##### SOURCE MATERIAL

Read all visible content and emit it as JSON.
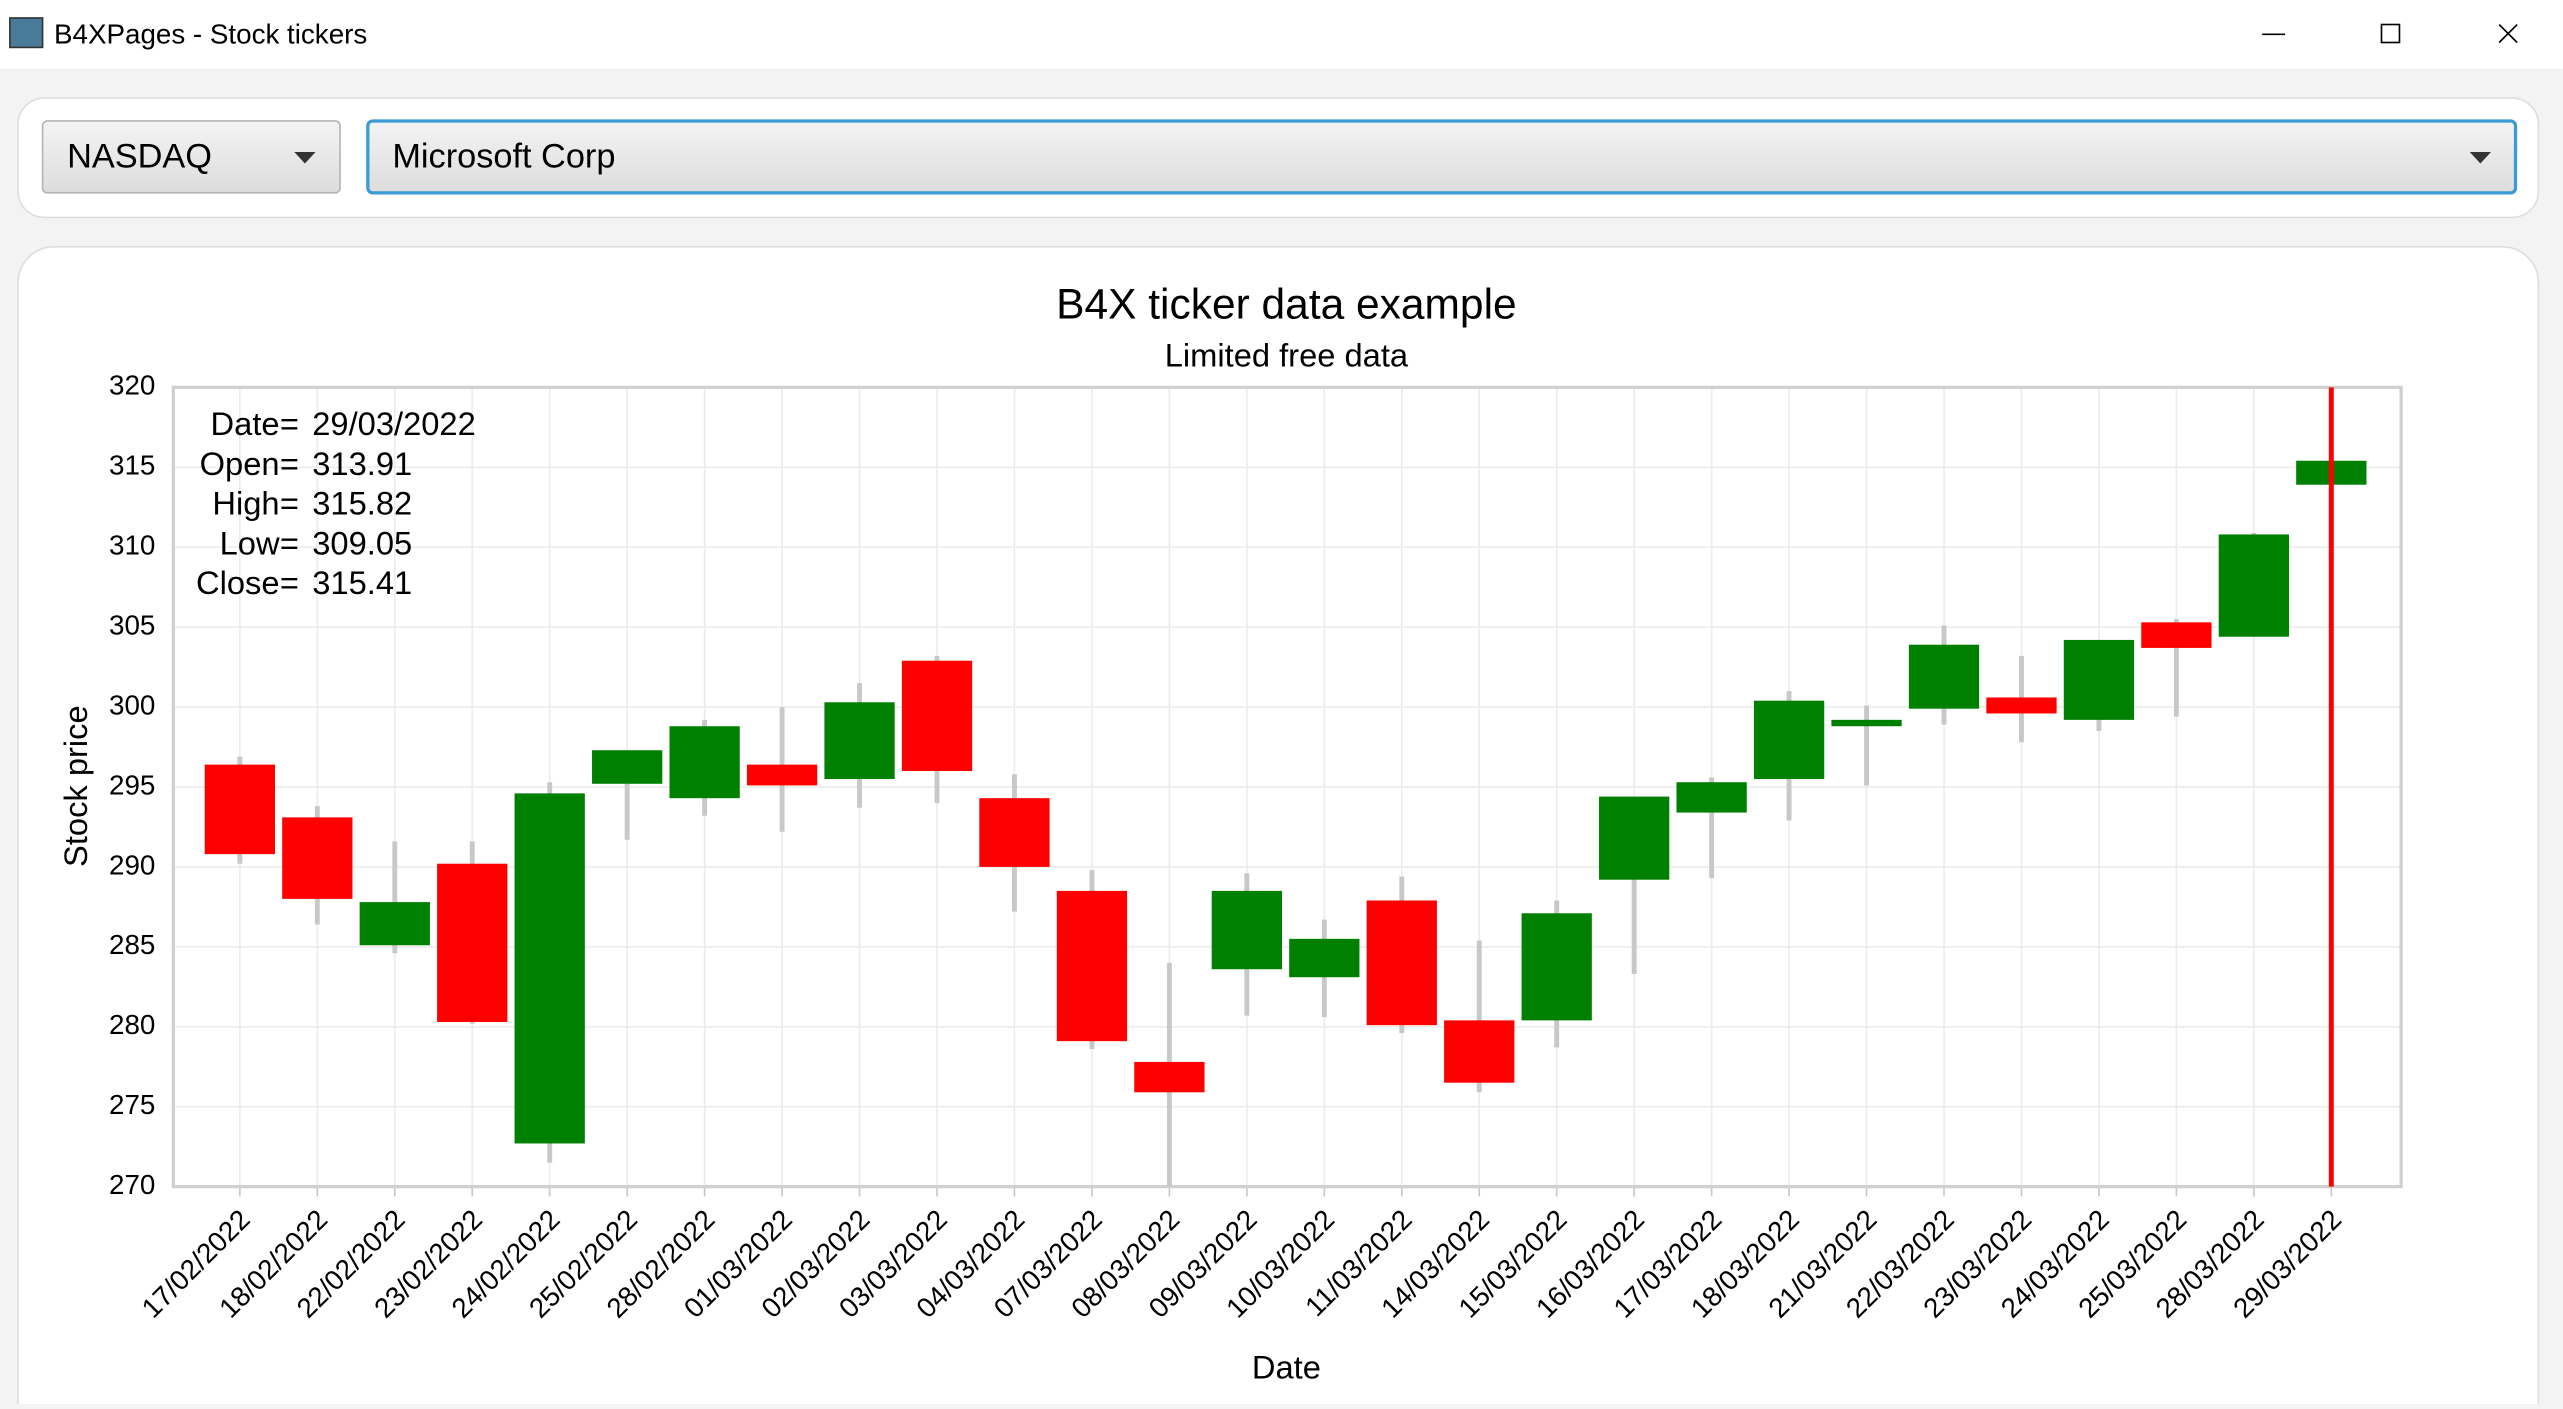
{
  "window": {
    "title": "B4XPages - Stock tickers"
  },
  "controls": {
    "exchange": "NASDAQ",
    "company": "Microsoft Corp"
  },
  "chart_data": {
    "type": "candlestick",
    "title": "B4X ticker data example",
    "subtitle": "Limited free data",
    "x_label": "Date",
    "y_label": "Stock price",
    "categories": [
      "17/02/2022",
      "18/02/2022",
      "22/02/2022",
      "23/02/2022",
      "24/02/2022",
      "25/02/2022",
      "28/02/2022",
      "01/03/2022",
      "02/03/2022",
      "03/03/2022",
      "04/03/2022",
      "07/03/2022",
      "08/03/2022",
      "09/03/2022",
      "10/03/2022",
      "11/03/2022",
      "14/03/2022",
      "15/03/2022",
      "16/03/2022",
      "17/03/2022",
      "18/03/2022",
      "21/03/2022",
      "22/03/2022",
      "23/03/2022",
      "24/03/2022",
      "25/03/2022",
      "28/03/2022",
      "29/03/2022"
    ],
    "open": [
      296.4,
      293.1,
      285.1,
      290.2,
      272.7,
      295.2,
      294.3,
      296.4,
      295.5,
      302.9,
      294.3,
      288.5,
      277.8,
      283.6,
      283.1,
      287.9,
      280.4,
      280.4,
      289.2,
      293.4,
      295.5,
      298.8,
      299.9,
      300.6,
      299.2,
      305.3,
      304.4,
      313.91
    ],
    "high": [
      296.9,
      293.8,
      291.6,
      291.6,
      295.3,
      297.3,
      299.2,
      300.0,
      301.5,
      303.2,
      295.8,
      289.8,
      284.0,
      289.6,
      286.7,
      289.4,
      285.4,
      287.9,
      294.4,
      295.6,
      301.0,
      300.1,
      305.1,
      303.2,
      304.2,
      305.5,
      310.9,
      315.82
    ],
    "low": [
      290.2,
      286.4,
      284.6,
      280.2,
      271.5,
      291.7,
      293.2,
      292.2,
      293.7,
      294.0,
      287.2,
      278.6,
      270.0,
      280.7,
      280.6,
      279.6,
      275.9,
      278.7,
      283.3,
      289.3,
      292.9,
      295.1,
      298.9,
      297.8,
      298.5,
      299.4,
      304.4,
      309.05
    ],
    "close": [
      290.8,
      288.0,
      287.8,
      280.3,
      294.6,
      297.3,
      298.8,
      295.1,
      300.3,
      296.0,
      290.0,
      279.1,
      275.9,
      288.5,
      285.5,
      280.1,
      276.5,
      287.1,
      294.4,
      295.3,
      300.4,
      299.2,
      303.9,
      299.6,
      304.2,
      303.7,
      310.8,
      315.41
    ],
    "up_color": "#008000",
    "down_color": "#ff0000",
    "wick_color": "#c8c8c8",
    "cursor_color": "#ff0000",
    "ylim": [
      270,
      320
    ],
    "yticks": [
      270,
      275,
      280,
      285,
      290,
      295,
      300,
      305,
      310,
      315,
      320
    ],
    "grid": true
  },
  "tooltip": {
    "separator": "=",
    "rows": [
      {
        "label": "Date",
        "value": "29/03/2022"
      },
      {
        "label": "Open",
        "value": 313.91
      },
      {
        "label": "High",
        "value": 315.82
      },
      {
        "label": "Low",
        "value": 309.05
      },
      {
        "label": "Close",
        "value": 315.41
      }
    ]
  }
}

##########

- WHAT IS BEING ASKED -
The pictures should not be reproduced; quote all of the other material exactly.

- CORRECT OUTPUT -
Read all visible content and emit it as JSON.
{
  "window": {
    "title": "B4XPages - Stock tickers"
  },
  "controls": {
    "exchange": "NASDAQ",
    "company": "Microsoft Corp"
  },
  "chart_data": {
    "type": "candlestick",
    "title": "B4X ticker data example",
    "subtitle": "Limited free data",
    "x_label": "Date",
    "y_label": "Stock price",
    "categories": [
      "17/02/2022",
      "18/02/2022",
      "22/02/2022",
      "23/02/2022",
      "24/02/2022",
      "25/02/2022",
      "28/02/2022",
      "01/03/2022",
      "02/03/2022",
      "03/03/2022",
      "04/03/2022",
      "07/03/2022",
      "08/03/2022",
      "09/03/2022",
      "10/03/2022",
      "11/03/2022",
      "14/03/2022",
      "15/03/2022",
      "16/03/2022",
      "17/03/2022",
      "18/03/2022",
      "21/03/2022",
      "22/03/2022",
      "23/03/2022",
      "24/03/2022",
      "25/03/2022",
      "28/03/2022",
      "29/03/2022"
    ],
    "open": [
      296.4,
      293.1,
      285.1,
      290.2,
      272.7,
      295.2,
      294.3,
      296.4,
      295.5,
      302.9,
      294.3,
      288.5,
      277.8,
      283.6,
      283.1,
      287.9,
      280.4,
      280.4,
      289.2,
      293.4,
      295.5,
      298.8,
      299.9,
      300.6,
      299.2,
      305.3,
      304.4,
      313.91
    ],
    "high": [
      296.9,
      293.8,
      291.6,
      291.6,
      295.3,
      297.3,
      299.2,
      300.0,
      301.5,
      303.2,
      295.8,
      289.8,
      284.0,
      289.6,
      286.7,
      289.4,
      285.4,
      287.9,
      294.4,
      295.6,
      301.0,
      300.1,
      305.1,
      303.2,
      304.2,
      305.5,
      310.9,
      315.82
    ],
    "low": [
      290.2,
      286.4,
      284.6,
      280.2,
      271.5,
      291.7,
      293.2,
      292.2,
      293.7,
      294.0,
      287.2,
      278.6,
      270.0,
      280.7,
      280.6,
      279.6,
      275.9,
      278.7,
      283.3,
      289.3,
      292.9,
      295.1,
      298.9,
      297.8,
      298.5,
      299.4,
      304.4,
      309.05
    ],
    "close": [
      290.8,
      288.0,
      287.8,
      280.3,
      294.6,
      297.3,
      298.8,
      295.1,
      300.3,
      296.0,
      290.0,
      279.1,
      275.9,
      288.5,
      285.5,
      280.1,
      276.5,
      287.1,
      294.4,
      295.3,
      300.4,
      299.2,
      303.9,
      299.6,
      304.2,
      303.7,
      310.8,
      315.41
    ],
    "up_color": "#008000",
    "down_color": "#ff0000",
    "wick_color": "#c8c8c8",
    "cursor_color": "#ff0000",
    "ylim": [
      270,
      320
    ],
    "yticks": [
      270,
      275,
      280,
      285,
      290,
      295,
      300,
      305,
      310,
      315,
      320
    ],
    "grid": true
  },
  "tooltip": {
    "separator": "=",
    "rows": [
      {
        "label": "Date",
        "value": "29/03/2022"
      },
      {
        "label": "Open",
        "value": 313.91
      },
      {
        "label": "High",
        "value": 315.82
      },
      {
        "label": "Low",
        "value": 309.05
      },
      {
        "label": "Close",
        "value": 315.41
      }
    ]
  }
}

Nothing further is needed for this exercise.